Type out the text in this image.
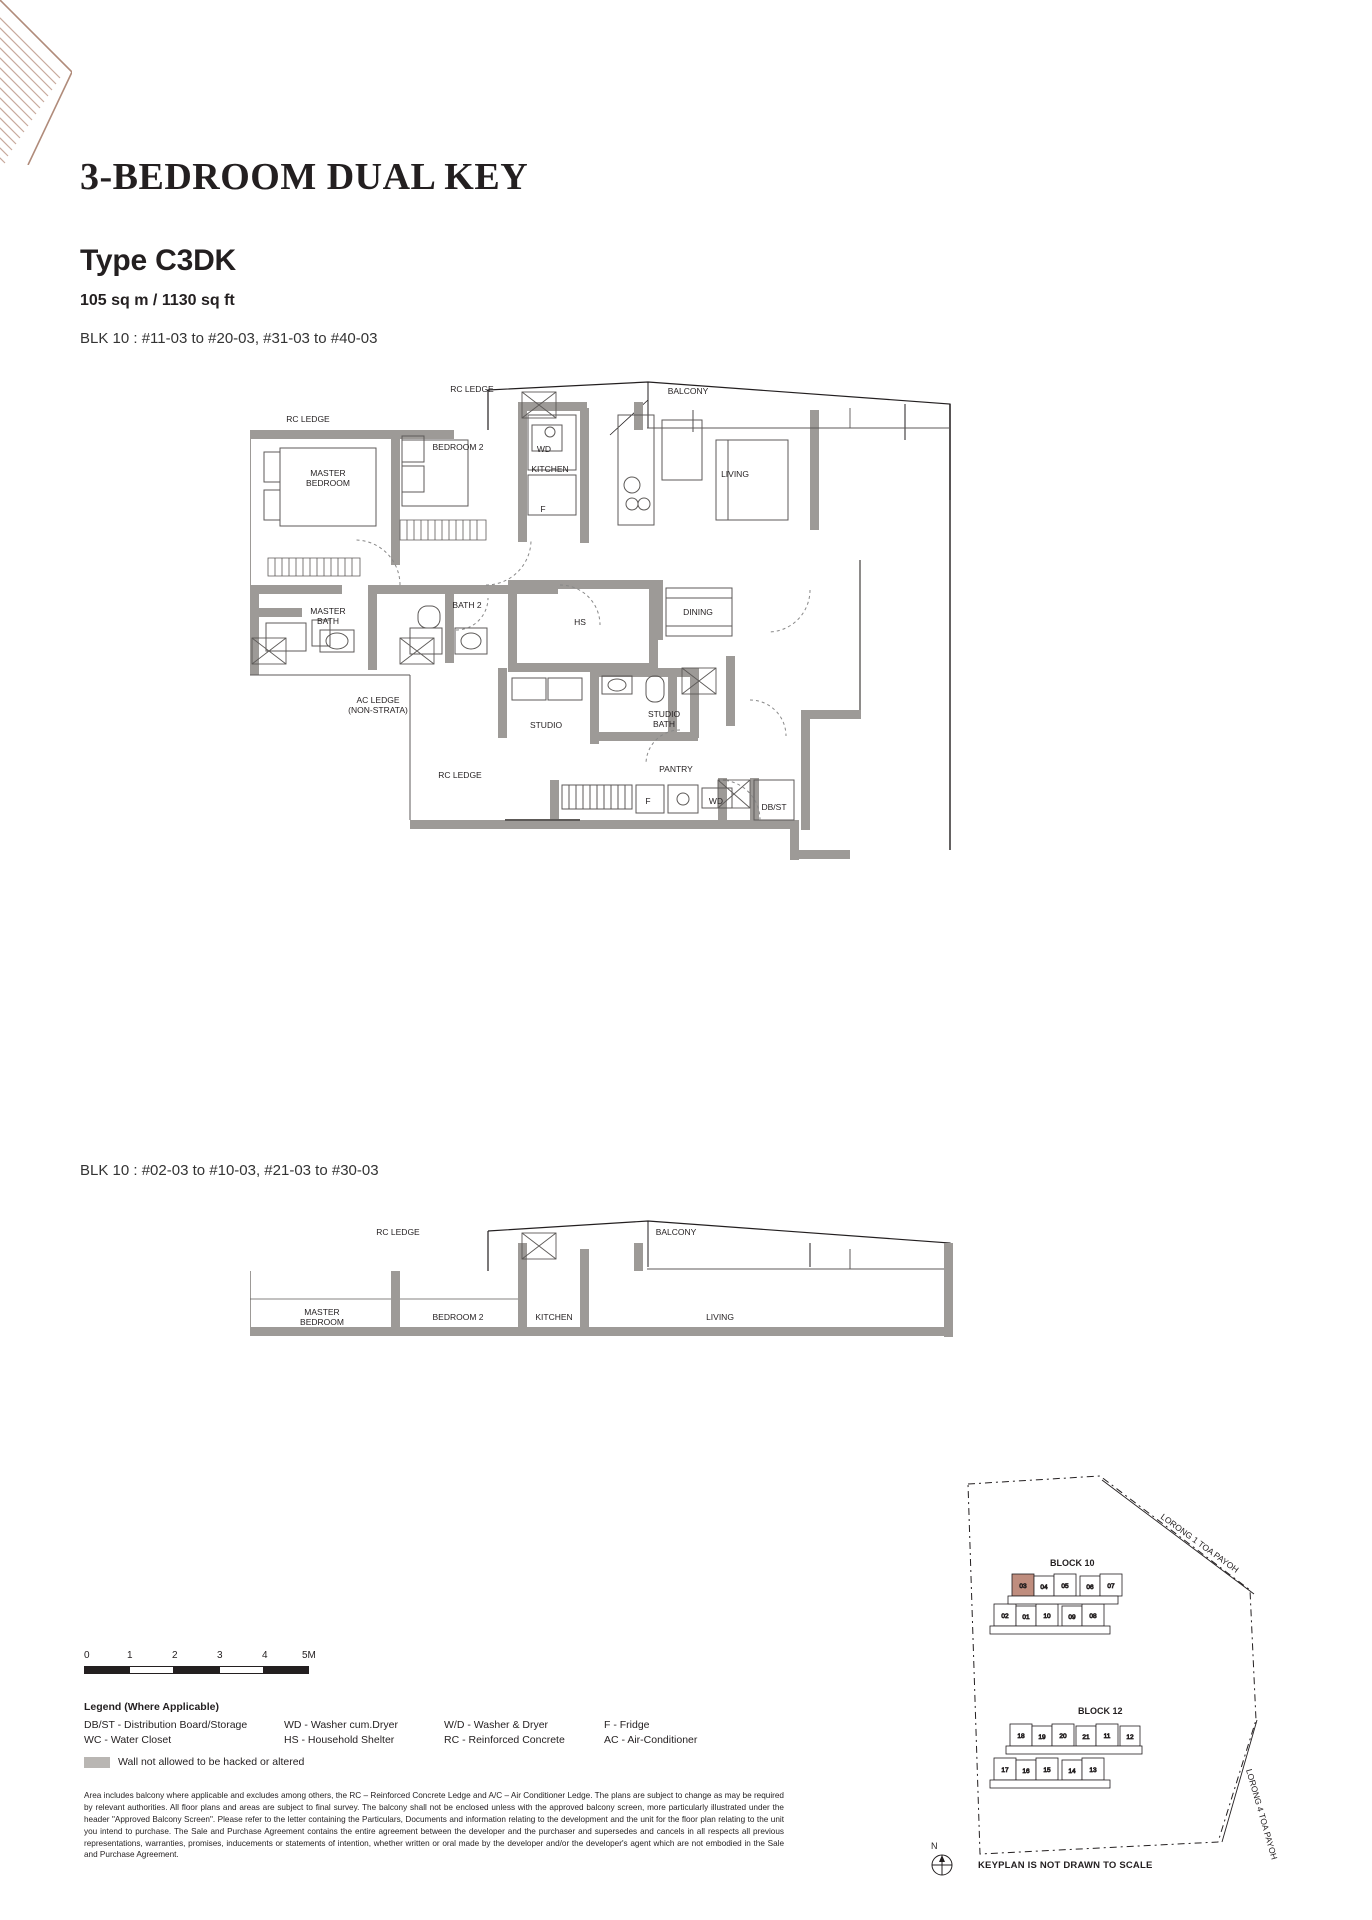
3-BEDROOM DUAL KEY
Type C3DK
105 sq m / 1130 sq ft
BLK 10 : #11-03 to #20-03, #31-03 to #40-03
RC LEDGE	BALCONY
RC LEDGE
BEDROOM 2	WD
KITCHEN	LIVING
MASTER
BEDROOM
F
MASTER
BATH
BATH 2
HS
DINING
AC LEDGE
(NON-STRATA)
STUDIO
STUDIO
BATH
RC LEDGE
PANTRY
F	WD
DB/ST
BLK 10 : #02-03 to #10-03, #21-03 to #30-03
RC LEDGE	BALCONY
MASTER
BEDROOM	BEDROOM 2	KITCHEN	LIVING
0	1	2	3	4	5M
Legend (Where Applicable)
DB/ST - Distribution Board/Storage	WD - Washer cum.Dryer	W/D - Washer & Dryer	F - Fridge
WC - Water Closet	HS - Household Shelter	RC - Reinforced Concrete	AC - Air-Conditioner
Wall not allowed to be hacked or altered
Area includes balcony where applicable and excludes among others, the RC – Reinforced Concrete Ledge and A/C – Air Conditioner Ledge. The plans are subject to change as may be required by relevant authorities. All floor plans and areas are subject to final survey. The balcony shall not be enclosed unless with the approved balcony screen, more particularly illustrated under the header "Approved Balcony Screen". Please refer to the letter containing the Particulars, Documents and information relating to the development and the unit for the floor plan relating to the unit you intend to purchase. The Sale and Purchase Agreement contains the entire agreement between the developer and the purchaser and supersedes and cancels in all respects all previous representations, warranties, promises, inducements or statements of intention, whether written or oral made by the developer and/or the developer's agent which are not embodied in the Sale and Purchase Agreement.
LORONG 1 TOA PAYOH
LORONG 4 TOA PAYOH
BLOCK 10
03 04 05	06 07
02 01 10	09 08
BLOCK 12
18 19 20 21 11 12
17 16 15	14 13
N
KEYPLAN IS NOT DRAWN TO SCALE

--

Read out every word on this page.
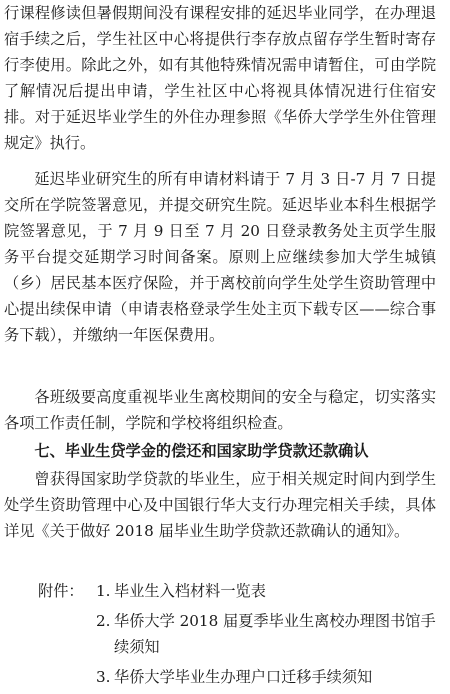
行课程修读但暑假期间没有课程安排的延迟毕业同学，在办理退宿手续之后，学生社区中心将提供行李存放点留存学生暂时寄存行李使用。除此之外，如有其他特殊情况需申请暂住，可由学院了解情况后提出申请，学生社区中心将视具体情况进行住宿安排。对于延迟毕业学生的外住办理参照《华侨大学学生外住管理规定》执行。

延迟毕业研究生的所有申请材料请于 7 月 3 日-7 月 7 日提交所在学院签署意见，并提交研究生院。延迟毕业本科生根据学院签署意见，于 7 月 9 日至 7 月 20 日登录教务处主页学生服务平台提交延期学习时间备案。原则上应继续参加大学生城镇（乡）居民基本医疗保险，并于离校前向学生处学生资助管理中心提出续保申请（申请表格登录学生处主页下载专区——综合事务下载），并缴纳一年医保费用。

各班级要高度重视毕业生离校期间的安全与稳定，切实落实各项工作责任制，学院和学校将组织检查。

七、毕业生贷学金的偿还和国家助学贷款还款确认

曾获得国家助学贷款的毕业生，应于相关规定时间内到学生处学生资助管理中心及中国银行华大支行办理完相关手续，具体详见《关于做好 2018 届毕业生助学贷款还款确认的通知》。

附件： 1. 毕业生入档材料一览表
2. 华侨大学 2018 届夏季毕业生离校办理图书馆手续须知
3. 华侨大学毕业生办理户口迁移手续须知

--

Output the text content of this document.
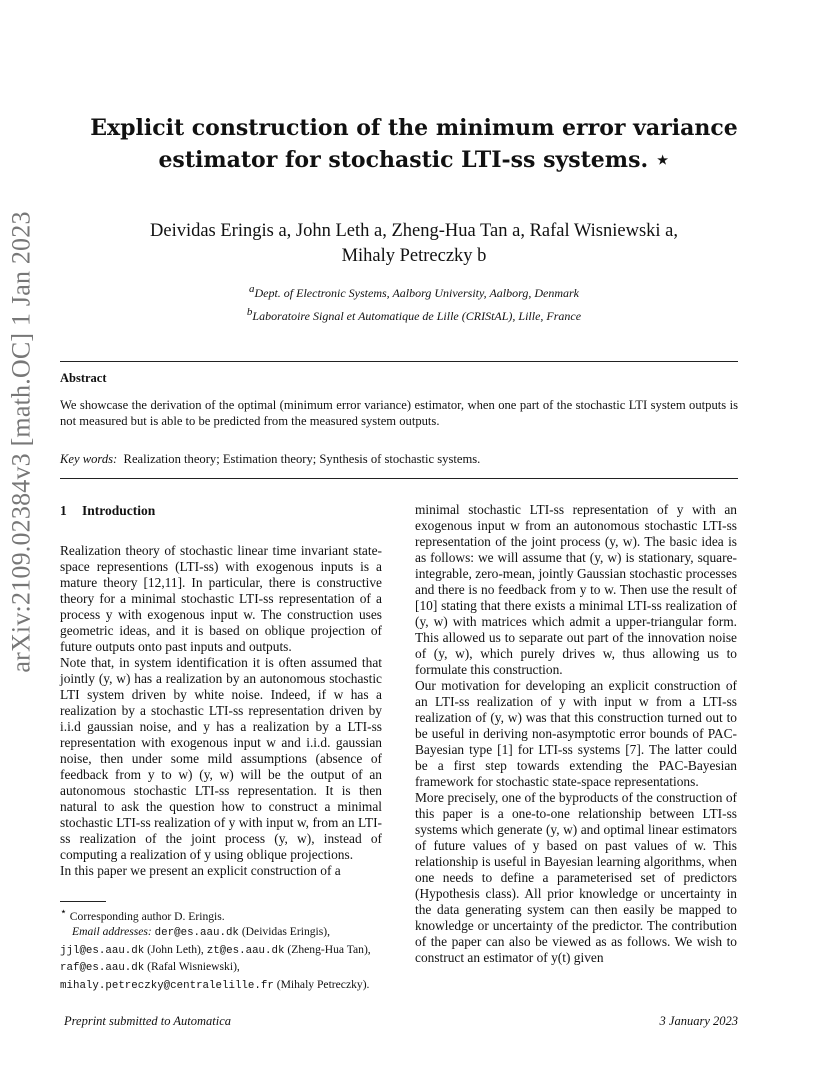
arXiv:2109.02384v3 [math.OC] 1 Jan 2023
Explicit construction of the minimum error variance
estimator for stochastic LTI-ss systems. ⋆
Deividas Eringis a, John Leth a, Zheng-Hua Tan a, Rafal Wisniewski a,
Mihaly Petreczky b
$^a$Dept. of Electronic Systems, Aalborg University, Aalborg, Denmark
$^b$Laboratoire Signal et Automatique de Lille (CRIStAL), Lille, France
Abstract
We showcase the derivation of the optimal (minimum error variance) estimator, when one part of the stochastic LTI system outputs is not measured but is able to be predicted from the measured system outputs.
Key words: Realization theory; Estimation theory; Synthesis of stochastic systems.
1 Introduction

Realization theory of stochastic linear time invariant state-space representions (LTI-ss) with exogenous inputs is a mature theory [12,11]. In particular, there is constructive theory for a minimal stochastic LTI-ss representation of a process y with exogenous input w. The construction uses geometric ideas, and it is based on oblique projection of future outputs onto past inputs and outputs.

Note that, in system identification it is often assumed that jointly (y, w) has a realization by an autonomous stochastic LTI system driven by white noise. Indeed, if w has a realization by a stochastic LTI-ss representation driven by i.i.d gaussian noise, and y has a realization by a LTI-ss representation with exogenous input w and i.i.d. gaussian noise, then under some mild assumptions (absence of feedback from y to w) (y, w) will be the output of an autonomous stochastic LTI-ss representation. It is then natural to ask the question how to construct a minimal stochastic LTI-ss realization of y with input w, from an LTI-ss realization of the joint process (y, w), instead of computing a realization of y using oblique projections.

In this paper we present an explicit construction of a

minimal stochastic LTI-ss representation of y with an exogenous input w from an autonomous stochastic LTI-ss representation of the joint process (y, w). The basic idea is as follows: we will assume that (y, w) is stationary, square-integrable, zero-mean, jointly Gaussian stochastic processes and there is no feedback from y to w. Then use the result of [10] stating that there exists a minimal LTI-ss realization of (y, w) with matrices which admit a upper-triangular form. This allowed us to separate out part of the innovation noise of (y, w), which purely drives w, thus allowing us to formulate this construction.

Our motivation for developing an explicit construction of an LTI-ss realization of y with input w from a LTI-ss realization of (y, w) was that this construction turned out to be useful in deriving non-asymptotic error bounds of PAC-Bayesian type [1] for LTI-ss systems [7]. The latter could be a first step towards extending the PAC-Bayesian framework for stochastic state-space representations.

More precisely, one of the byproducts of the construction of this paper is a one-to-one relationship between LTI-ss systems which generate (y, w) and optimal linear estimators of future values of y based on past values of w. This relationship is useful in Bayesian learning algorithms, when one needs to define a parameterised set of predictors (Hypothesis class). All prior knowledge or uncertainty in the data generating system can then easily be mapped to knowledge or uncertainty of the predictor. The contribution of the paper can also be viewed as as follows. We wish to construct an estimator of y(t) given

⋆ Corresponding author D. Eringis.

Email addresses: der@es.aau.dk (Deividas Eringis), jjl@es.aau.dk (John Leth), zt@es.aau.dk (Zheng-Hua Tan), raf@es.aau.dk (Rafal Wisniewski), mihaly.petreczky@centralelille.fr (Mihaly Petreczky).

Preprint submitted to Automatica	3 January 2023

> **Problem to work on**
Every line holding "variance" should be copied out.

> **Solution to this problem**
Explicit construction of the minimum error variance
We showcase the derivation of the optimal (minimum error variance) estimator, when one part of the stochastic LTI system outputs is not measured but is able to be predicted from the measured system outputs.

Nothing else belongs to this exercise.